## Items from a dataset

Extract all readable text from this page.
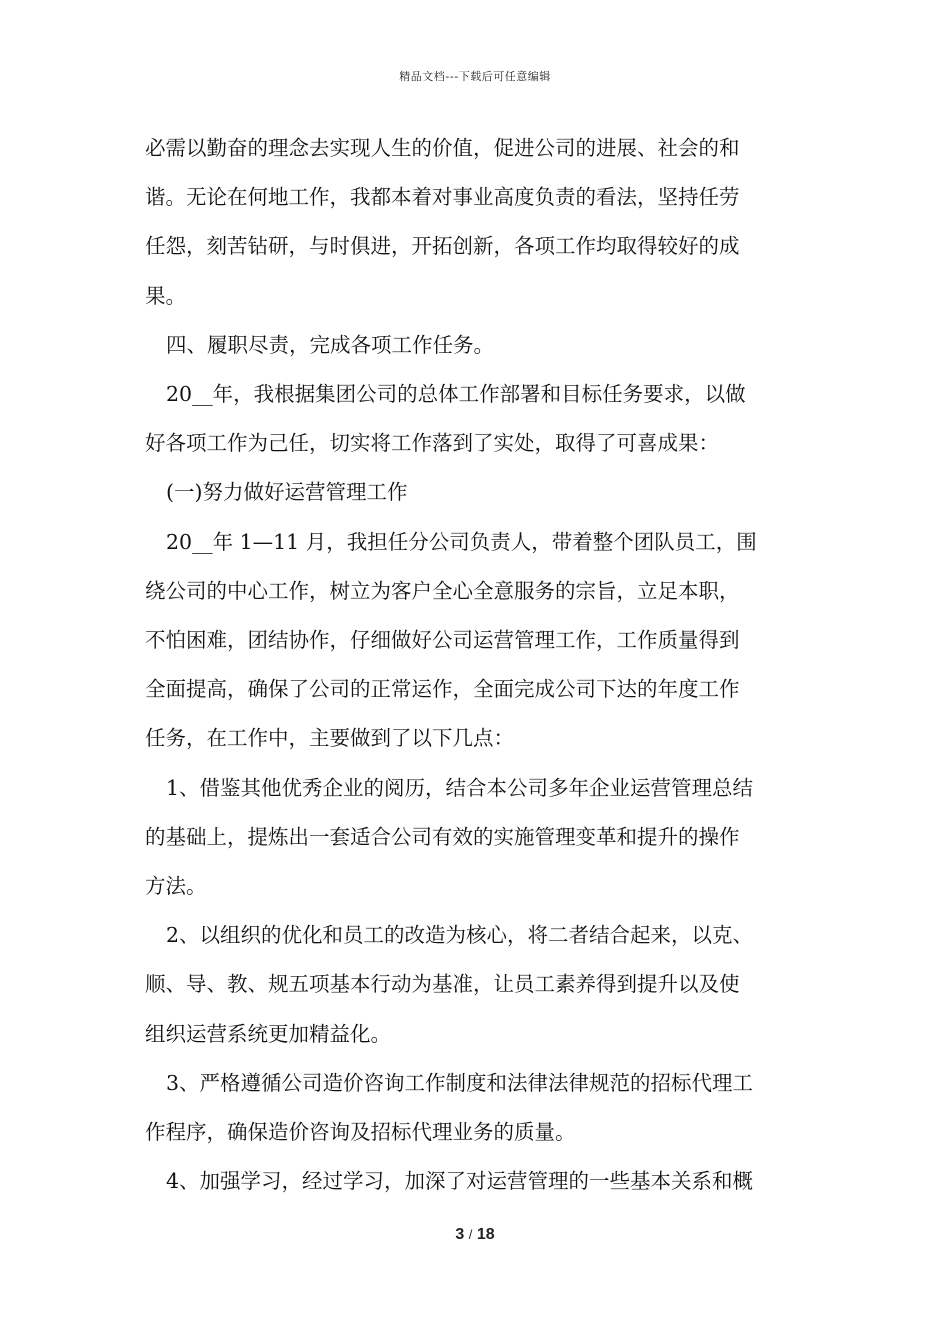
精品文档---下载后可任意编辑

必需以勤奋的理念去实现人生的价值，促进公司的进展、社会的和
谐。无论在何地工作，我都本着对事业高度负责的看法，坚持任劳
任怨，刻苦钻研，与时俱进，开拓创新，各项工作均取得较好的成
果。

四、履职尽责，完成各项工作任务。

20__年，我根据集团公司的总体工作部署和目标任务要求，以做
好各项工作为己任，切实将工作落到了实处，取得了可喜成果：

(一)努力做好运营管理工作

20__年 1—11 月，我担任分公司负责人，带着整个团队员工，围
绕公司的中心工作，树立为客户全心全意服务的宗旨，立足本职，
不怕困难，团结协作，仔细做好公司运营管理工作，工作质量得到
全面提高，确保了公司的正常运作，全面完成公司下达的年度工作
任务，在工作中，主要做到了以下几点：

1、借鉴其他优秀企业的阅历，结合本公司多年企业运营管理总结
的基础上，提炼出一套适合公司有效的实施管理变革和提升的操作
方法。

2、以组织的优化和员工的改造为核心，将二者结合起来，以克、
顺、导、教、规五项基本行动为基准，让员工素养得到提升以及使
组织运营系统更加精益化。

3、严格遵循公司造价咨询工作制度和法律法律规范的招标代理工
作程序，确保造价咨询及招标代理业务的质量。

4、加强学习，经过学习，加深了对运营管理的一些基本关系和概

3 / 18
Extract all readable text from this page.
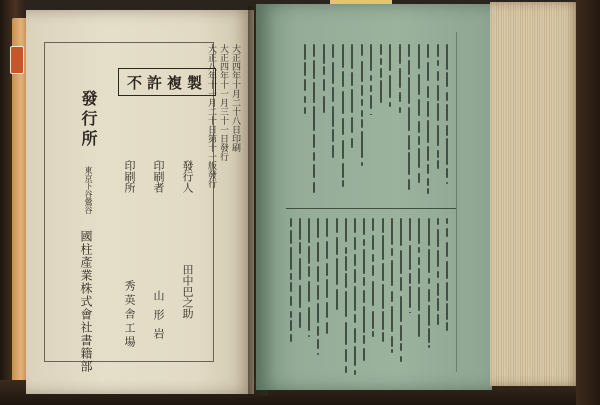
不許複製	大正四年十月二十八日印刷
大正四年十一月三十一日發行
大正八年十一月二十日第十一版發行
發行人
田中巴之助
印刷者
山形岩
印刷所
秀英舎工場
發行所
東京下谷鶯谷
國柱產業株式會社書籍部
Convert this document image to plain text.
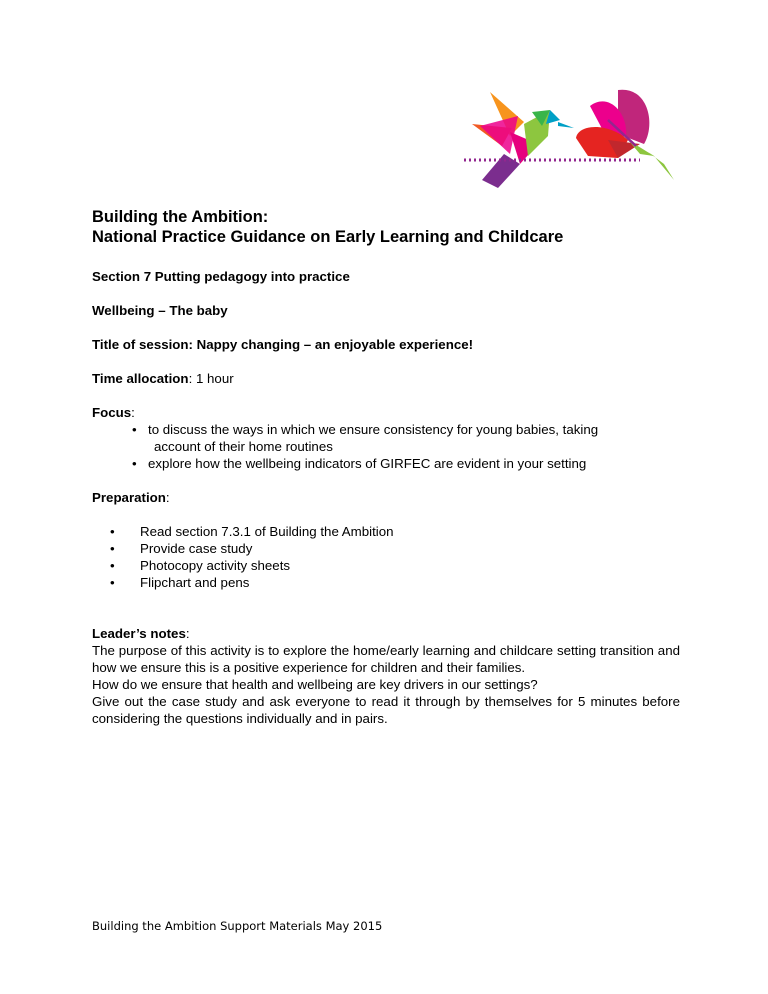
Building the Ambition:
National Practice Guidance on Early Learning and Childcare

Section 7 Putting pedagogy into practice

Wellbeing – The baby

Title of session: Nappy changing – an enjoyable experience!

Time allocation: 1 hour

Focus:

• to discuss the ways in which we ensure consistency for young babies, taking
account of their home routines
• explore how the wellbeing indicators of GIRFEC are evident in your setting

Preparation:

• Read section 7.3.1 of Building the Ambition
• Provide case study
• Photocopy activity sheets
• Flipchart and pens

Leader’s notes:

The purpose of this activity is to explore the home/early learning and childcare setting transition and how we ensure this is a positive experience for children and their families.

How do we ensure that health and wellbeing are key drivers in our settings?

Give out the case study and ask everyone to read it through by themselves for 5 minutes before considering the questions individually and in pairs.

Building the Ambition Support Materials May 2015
---
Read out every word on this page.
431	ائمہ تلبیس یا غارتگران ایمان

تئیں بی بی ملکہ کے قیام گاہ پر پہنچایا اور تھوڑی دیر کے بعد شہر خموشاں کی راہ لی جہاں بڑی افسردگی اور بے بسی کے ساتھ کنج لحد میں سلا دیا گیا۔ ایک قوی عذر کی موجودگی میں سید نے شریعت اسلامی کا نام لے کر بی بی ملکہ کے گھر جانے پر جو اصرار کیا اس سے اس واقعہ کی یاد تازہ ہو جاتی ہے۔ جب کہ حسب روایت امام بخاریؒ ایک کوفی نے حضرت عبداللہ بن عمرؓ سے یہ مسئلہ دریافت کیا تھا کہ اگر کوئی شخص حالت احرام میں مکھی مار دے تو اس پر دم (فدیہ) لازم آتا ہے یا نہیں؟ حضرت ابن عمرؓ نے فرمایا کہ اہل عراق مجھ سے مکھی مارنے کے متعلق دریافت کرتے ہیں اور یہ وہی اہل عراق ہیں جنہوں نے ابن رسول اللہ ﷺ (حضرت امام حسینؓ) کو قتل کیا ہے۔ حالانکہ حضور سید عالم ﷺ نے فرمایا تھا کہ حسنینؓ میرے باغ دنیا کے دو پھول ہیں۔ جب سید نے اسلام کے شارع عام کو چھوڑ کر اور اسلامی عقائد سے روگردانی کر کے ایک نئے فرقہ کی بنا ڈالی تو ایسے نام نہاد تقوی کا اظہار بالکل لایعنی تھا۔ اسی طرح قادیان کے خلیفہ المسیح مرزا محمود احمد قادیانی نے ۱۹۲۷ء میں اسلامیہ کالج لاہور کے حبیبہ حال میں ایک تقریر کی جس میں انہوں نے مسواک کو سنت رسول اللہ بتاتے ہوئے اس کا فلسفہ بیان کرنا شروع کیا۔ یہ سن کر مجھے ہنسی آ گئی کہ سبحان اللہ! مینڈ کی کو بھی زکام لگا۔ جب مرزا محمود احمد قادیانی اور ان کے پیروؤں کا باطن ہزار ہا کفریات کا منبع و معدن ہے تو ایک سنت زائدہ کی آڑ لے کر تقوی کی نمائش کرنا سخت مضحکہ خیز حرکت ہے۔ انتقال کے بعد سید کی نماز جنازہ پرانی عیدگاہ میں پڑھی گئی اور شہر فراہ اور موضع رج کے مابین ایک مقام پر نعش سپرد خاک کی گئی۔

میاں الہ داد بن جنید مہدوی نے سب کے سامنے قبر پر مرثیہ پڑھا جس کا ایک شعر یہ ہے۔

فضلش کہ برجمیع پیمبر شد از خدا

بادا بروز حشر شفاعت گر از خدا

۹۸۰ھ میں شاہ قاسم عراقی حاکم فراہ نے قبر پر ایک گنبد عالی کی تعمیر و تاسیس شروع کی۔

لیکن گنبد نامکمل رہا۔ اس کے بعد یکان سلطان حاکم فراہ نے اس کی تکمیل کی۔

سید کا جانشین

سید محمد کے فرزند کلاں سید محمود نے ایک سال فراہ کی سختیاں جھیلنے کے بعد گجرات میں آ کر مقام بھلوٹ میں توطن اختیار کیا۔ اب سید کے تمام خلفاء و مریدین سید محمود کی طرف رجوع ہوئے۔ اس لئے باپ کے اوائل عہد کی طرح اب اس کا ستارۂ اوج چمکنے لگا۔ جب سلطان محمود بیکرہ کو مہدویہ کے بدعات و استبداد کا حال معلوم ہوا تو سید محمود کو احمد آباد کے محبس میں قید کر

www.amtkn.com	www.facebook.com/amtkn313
--
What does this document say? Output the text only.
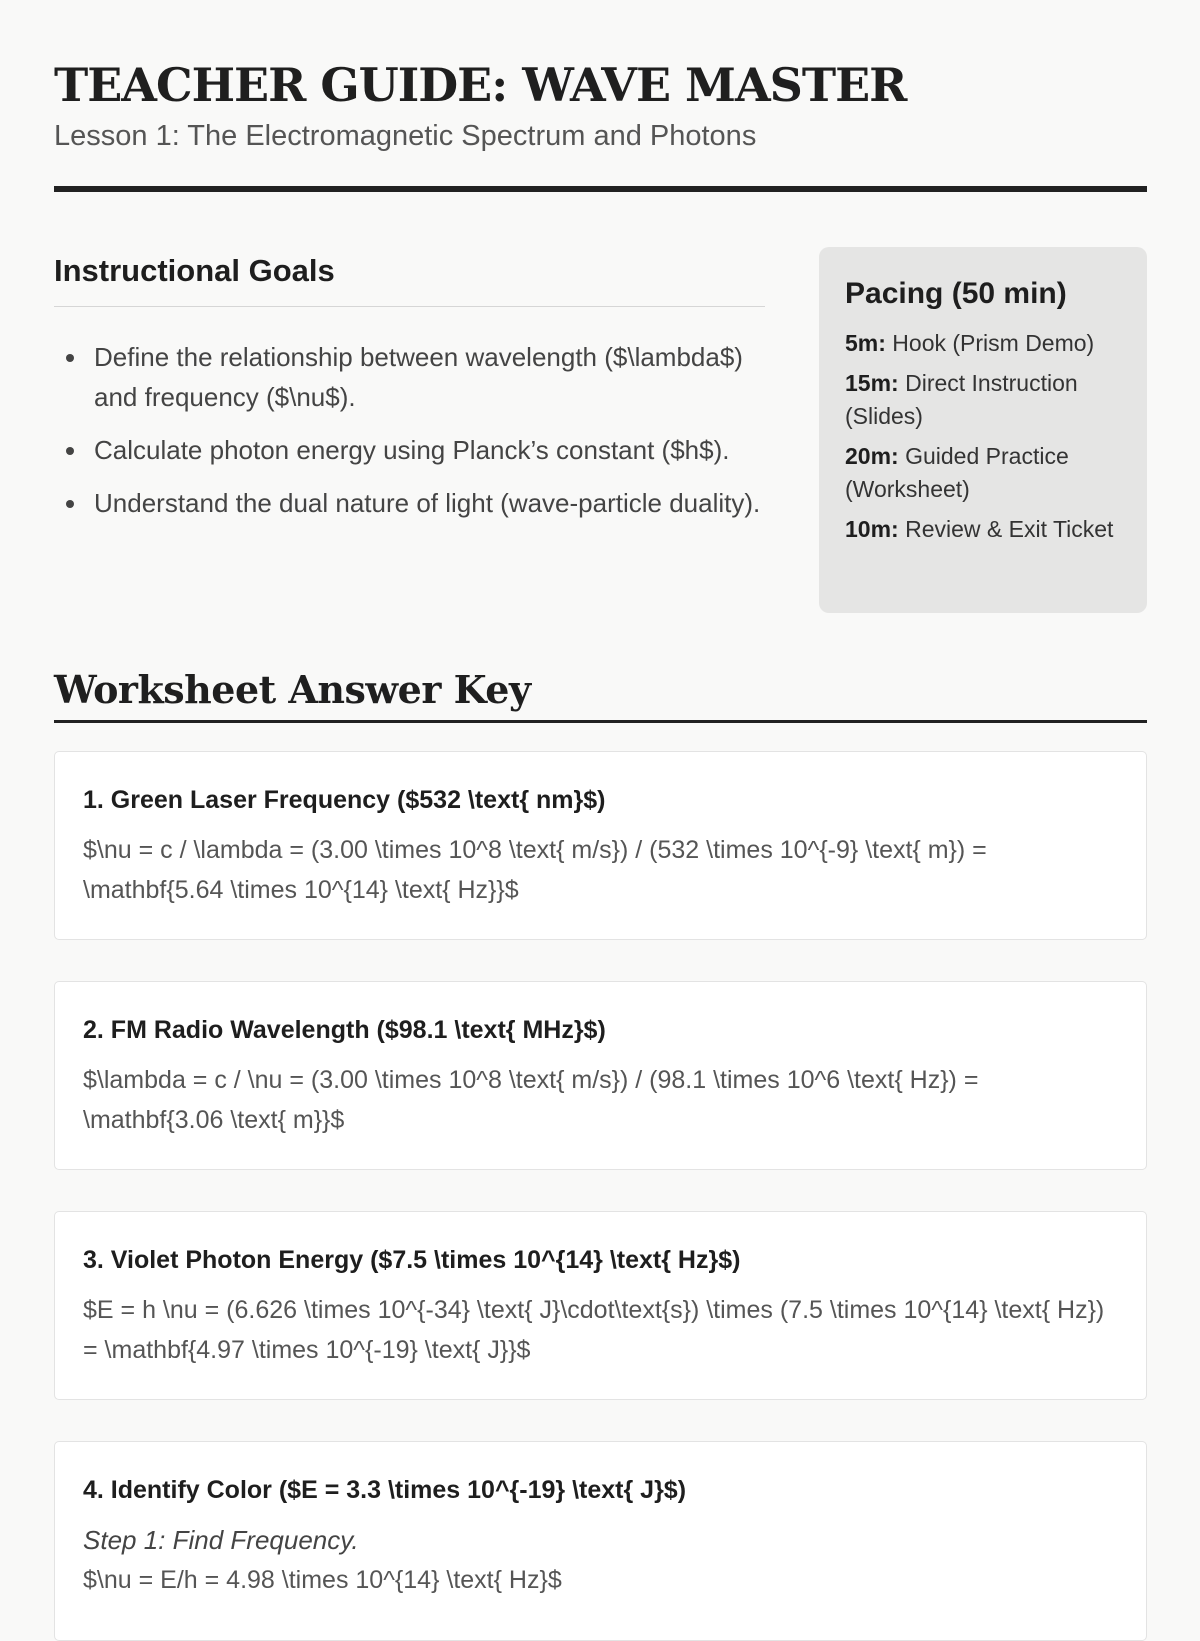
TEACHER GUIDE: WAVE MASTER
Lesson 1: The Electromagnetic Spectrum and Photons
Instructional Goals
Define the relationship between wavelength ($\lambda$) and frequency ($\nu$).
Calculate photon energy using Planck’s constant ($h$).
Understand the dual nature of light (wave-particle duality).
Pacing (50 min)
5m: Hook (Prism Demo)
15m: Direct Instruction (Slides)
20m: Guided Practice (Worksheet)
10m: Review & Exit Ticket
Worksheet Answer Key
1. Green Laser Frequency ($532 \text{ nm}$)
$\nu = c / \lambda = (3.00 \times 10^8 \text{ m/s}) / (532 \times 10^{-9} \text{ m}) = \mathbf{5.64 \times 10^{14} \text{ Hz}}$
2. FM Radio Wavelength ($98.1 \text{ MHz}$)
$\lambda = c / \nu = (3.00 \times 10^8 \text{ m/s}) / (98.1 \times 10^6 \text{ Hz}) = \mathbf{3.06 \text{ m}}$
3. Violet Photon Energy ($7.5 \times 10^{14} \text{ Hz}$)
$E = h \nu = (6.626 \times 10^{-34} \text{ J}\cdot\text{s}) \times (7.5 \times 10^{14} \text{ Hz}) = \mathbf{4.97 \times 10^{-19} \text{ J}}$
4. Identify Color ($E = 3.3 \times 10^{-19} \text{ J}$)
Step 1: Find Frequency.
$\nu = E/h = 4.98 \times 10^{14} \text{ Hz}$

## Your instructions
List each line of the records that holds the string "Building".

## Output for this exercise
Building the Ambition:
• Read section 7.3.1 of Building the Ambition
Building the Ambition Support Materials May 2015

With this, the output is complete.